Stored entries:
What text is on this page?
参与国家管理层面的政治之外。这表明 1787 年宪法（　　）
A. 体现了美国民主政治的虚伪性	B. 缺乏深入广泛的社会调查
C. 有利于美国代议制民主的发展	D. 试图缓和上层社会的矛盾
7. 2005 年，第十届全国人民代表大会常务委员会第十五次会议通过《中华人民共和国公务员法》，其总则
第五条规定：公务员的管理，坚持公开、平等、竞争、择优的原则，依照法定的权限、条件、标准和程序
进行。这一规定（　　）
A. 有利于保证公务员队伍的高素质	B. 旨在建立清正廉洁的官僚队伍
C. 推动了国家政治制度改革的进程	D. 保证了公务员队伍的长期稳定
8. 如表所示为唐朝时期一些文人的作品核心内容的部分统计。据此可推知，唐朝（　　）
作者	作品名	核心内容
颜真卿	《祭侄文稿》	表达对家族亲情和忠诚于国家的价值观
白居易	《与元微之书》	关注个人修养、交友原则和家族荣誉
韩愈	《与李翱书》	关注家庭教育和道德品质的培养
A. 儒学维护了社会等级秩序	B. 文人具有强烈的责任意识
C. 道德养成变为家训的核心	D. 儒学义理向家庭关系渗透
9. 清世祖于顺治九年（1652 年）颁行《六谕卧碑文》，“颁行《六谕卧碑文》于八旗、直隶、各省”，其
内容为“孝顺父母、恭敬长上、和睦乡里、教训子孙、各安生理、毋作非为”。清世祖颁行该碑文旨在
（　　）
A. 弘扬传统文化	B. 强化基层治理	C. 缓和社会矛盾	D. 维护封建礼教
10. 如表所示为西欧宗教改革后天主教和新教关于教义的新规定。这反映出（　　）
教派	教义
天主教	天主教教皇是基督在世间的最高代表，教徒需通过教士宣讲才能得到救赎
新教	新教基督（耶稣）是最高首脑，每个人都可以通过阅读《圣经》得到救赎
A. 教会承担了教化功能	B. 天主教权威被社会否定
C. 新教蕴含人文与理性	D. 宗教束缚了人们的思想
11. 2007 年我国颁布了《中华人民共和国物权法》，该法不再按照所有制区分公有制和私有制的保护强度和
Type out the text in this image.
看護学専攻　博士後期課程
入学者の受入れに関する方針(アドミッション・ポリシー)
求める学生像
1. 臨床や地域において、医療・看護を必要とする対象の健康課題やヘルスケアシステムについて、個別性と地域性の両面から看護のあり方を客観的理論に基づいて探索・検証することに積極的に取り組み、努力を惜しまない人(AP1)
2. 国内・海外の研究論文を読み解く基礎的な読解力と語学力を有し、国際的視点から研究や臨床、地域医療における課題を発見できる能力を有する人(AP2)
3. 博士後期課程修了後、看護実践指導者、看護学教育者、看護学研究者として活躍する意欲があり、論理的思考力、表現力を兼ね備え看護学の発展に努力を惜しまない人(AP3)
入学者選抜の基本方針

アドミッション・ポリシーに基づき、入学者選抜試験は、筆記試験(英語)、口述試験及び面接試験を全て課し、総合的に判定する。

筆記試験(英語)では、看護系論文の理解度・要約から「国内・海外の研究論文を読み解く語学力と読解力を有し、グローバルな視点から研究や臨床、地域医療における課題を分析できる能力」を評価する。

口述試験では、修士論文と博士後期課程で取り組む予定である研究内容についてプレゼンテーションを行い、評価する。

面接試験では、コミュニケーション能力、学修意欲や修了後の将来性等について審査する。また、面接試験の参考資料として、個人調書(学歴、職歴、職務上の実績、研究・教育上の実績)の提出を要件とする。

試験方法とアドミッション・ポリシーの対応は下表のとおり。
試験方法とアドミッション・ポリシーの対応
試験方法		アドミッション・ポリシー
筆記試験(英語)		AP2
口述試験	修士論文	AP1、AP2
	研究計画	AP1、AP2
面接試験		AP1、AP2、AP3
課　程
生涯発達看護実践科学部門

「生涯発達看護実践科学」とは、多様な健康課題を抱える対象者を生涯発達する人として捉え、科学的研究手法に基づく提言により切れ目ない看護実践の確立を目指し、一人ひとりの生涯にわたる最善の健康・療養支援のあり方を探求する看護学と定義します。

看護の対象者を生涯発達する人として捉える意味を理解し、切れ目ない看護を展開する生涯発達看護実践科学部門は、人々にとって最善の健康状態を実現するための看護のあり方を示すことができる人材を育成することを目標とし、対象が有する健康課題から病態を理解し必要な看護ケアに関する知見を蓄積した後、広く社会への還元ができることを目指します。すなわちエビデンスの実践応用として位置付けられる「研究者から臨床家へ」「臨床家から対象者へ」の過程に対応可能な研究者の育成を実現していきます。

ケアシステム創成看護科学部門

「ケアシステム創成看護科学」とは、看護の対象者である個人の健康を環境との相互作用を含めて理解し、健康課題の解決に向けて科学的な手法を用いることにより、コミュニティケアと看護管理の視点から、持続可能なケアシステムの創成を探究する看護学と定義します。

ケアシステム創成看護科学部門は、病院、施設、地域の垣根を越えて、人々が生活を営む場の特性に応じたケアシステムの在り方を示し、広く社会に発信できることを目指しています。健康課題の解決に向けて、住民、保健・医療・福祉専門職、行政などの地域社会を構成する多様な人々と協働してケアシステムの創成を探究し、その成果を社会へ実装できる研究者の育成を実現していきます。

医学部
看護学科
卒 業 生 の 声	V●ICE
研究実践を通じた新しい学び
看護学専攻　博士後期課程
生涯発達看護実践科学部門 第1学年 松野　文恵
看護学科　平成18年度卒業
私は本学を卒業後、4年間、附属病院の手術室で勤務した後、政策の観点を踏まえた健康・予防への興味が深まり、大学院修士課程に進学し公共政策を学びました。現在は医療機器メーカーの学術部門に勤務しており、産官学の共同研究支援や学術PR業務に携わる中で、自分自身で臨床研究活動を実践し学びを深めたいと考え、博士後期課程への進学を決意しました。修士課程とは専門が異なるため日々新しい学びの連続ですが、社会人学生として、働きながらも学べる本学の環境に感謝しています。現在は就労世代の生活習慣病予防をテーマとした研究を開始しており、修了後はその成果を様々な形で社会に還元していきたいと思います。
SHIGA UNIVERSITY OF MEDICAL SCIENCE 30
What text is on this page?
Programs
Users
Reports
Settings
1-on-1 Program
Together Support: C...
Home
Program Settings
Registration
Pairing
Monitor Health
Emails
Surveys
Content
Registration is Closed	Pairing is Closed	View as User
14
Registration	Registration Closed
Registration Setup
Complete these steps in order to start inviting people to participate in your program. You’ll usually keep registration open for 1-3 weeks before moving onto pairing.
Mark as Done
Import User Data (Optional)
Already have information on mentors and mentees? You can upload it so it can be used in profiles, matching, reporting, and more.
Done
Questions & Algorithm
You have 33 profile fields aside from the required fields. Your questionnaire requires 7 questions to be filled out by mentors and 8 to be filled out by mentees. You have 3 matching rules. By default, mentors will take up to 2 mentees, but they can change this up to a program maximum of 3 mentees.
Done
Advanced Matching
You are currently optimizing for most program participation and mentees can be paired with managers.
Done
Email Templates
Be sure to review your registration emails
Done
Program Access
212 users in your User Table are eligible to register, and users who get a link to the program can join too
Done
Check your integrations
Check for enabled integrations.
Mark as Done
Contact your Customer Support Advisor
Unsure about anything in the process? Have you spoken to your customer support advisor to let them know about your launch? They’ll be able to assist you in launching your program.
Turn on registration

Short task >> Exactly how many lines of the material contain the word "mentors"? Write the number alone.

Exercise output >> 2